(Records contained in a dataset)
########################################
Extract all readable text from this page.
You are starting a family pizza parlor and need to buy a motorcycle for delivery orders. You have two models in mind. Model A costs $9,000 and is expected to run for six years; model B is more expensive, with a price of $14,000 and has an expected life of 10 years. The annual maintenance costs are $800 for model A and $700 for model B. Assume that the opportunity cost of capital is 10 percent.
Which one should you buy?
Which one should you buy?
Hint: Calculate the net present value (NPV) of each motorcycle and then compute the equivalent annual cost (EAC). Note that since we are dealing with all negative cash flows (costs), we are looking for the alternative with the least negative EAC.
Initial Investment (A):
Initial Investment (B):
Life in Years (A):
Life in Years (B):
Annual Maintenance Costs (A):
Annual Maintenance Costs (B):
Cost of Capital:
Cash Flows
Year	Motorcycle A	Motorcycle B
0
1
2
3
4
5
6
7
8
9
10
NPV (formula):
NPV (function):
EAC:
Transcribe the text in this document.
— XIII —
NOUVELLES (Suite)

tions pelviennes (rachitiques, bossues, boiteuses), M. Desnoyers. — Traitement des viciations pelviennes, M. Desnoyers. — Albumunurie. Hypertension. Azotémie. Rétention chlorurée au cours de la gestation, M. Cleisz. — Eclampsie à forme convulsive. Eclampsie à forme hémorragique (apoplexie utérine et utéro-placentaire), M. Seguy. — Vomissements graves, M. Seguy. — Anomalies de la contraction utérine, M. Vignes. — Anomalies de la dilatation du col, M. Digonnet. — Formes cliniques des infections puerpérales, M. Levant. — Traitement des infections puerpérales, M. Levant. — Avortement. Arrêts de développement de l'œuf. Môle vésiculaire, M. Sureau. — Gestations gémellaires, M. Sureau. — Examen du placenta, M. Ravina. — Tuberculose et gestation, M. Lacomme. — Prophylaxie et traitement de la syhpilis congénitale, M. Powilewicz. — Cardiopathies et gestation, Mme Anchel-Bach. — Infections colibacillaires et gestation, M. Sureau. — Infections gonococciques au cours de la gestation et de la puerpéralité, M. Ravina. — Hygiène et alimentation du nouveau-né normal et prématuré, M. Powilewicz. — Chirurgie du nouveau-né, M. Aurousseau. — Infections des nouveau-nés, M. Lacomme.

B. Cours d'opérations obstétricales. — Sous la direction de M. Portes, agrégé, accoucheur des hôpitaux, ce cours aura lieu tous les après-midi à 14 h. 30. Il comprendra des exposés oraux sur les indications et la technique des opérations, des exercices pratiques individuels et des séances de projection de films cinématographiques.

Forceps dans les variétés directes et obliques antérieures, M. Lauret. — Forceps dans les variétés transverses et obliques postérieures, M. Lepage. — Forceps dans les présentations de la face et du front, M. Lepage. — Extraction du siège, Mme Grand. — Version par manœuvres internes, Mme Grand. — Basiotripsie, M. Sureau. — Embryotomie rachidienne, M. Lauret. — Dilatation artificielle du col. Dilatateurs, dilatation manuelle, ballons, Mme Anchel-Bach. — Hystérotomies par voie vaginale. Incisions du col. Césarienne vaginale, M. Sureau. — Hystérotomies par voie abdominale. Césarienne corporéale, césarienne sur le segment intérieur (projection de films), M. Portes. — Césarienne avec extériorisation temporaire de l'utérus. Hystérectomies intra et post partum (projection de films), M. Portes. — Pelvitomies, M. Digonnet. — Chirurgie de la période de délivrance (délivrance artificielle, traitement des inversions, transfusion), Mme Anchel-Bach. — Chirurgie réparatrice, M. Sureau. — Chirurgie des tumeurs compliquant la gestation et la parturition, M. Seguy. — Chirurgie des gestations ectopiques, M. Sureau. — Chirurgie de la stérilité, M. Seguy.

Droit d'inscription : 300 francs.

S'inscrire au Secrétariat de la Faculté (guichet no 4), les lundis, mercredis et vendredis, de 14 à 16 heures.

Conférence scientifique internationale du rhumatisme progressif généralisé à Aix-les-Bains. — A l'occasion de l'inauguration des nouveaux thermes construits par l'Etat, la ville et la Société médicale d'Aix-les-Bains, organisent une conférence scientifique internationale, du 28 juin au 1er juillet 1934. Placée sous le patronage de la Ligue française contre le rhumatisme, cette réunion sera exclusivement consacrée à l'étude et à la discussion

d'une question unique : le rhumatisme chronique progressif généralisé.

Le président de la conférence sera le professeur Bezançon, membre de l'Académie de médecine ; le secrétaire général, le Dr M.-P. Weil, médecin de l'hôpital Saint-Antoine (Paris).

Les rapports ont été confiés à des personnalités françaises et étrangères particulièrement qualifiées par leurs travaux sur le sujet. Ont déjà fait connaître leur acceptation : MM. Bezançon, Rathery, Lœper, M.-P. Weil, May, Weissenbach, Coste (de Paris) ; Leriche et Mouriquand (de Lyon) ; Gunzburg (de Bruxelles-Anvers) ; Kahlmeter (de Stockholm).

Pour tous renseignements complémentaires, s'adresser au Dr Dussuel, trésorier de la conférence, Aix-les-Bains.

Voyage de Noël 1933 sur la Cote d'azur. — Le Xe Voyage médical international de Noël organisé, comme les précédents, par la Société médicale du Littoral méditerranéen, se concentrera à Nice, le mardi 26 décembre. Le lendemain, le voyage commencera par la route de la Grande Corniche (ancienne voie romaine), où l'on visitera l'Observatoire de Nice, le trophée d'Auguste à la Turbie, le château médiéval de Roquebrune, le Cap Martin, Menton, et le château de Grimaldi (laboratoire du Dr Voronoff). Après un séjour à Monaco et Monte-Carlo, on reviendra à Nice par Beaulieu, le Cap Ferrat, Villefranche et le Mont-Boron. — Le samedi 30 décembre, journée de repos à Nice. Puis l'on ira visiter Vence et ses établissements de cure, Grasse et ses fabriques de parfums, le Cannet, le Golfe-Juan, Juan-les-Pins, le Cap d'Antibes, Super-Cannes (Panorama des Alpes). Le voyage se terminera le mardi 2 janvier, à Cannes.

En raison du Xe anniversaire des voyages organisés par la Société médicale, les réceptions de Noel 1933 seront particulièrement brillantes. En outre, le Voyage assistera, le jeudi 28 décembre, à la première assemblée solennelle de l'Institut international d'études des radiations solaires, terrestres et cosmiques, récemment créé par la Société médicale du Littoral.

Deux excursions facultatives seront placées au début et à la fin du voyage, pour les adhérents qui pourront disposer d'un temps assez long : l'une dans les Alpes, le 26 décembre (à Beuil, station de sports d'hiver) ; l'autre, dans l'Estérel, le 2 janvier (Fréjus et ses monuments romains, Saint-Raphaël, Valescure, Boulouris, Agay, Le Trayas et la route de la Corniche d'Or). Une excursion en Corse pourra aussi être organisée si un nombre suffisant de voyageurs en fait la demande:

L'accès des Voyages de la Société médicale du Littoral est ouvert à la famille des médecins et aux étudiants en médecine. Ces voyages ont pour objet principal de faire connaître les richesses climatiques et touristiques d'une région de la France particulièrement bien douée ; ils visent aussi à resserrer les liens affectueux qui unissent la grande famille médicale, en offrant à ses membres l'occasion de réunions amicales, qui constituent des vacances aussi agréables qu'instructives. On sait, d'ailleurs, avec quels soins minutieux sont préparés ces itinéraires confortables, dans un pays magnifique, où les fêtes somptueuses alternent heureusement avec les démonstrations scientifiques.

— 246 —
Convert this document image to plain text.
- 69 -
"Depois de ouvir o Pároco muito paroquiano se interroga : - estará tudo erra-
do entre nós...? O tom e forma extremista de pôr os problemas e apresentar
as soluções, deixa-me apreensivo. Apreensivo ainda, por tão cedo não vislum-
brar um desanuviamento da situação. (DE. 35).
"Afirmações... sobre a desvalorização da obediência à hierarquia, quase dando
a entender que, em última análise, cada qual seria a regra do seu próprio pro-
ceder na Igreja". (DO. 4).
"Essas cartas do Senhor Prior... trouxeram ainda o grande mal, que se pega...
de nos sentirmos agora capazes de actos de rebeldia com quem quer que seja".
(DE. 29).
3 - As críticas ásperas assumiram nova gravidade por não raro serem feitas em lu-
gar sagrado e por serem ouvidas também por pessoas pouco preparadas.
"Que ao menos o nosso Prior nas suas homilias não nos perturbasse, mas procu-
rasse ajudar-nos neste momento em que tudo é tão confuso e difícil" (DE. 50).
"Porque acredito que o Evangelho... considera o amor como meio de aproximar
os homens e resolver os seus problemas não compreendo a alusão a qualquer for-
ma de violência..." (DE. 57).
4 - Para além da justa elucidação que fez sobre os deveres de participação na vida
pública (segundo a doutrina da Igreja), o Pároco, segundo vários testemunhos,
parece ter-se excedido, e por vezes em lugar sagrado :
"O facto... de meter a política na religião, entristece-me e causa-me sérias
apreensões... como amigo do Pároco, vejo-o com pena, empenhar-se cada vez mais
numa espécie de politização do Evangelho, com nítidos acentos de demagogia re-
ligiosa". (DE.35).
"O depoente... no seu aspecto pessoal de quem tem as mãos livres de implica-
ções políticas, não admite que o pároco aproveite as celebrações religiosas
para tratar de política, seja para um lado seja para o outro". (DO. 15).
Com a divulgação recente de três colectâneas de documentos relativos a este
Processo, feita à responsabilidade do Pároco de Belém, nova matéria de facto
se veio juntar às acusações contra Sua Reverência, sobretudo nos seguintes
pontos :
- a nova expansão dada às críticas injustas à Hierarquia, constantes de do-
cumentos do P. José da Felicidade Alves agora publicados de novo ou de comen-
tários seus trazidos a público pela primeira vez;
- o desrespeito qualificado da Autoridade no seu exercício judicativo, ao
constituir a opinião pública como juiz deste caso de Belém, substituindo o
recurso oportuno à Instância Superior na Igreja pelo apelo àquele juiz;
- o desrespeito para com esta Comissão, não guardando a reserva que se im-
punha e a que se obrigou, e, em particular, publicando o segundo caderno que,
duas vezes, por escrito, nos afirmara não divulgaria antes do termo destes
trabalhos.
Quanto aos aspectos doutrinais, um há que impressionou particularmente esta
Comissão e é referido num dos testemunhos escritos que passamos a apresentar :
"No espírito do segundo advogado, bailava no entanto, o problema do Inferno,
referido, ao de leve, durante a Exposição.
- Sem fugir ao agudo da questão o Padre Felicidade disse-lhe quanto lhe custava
########################################
--- DO THIS ---
Collect every line above that contains the word "serem".

--- REPLY ---
3 - As críticas ásperas assumiram nova gravidade por não raro serem feitas em lu-
gar sagrado e por serem ouvidas também por pessoas pouco preparadas.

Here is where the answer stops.